## Record list

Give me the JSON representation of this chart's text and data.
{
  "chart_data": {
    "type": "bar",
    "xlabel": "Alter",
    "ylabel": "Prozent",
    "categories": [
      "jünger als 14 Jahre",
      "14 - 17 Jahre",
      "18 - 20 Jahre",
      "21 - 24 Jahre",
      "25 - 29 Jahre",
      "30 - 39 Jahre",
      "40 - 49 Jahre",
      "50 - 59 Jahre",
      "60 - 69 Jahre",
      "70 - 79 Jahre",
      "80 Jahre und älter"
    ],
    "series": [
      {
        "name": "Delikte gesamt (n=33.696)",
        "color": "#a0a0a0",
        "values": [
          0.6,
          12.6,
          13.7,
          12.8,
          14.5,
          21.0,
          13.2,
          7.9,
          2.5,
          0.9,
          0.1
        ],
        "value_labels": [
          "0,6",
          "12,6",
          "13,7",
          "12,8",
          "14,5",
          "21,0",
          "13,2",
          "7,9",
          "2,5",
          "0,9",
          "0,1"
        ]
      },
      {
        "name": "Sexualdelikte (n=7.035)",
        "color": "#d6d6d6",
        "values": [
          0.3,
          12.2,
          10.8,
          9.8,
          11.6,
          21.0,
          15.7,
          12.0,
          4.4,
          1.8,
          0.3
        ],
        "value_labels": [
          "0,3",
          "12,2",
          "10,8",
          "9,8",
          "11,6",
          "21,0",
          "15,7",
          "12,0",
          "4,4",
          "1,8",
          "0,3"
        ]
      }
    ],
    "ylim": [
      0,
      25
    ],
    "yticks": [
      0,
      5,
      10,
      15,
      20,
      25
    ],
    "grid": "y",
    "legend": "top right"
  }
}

## To be done
Extract all of the data shown above and repeat it verbatim.

## Solution for this exercise
Give me the JSON representation of this chart's text and data.
{
  "chart_data": {
    "type": "bar",
    "xlabel": "Alter",
    "ylabel": "Prozent",
    "categories": [
      "jünger als 14 Jahre",
      "14 - 17 Jahre",
      "18 - 20 Jahre",
      "21 - 24 Jahre",
      "25 - 29 Jahre",
      "30 - 39 Jahre",
      "40 - 49 Jahre",
      "50 - 59 Jahre",
      "60 - 69 Jahre",
      "70 - 79 Jahre",
      "80 Jahre und älter"
    ],
    "series": [
      {
        "name": "Delikte gesamt (n=33.696)",
        "color": "#a0a0a0",
        "values": [
          0.6,
          12.6,
          13.7,
          12.8,
          14.5,
          21.0,
          13.2,
          7.9,
          2.5,
          0.9,
          0.1
        ],
        "value_labels": [
          "0,6",
          "12,6",
          "13,7",
          "12,8",
          "14,5",
          "21,0",
          "13,2",
          "7,9",
          "2,5",
          "0,9",
          "0,1"
        ]
      },
      {
        "name": "Sexualdelikte (n=7.035)",
        "color": "#d6d6d6",
        "values": [
          0.3,
          12.2,
          10.8,
          9.8,
          11.6,
          21.0,
          15.7,
          12.0,
          4.4,
          1.8,
          0.3
        ],
        "value_labels": [
          "0,3",
          "12,2",
          "10,8",
          "9,8",
          "11,6",
          "21,0",
          "15,7",
          "12,0",
          "4,4",
          "1,8",
          "0,3"
        ]
      }
    ],
    "ylim": [
      0,
      25
    ],
    "yticks": [
      0,
      5,
      10,
      15,
      20,
      25
    ],
    "grid": "y",
    "legend": "top right"
  }
}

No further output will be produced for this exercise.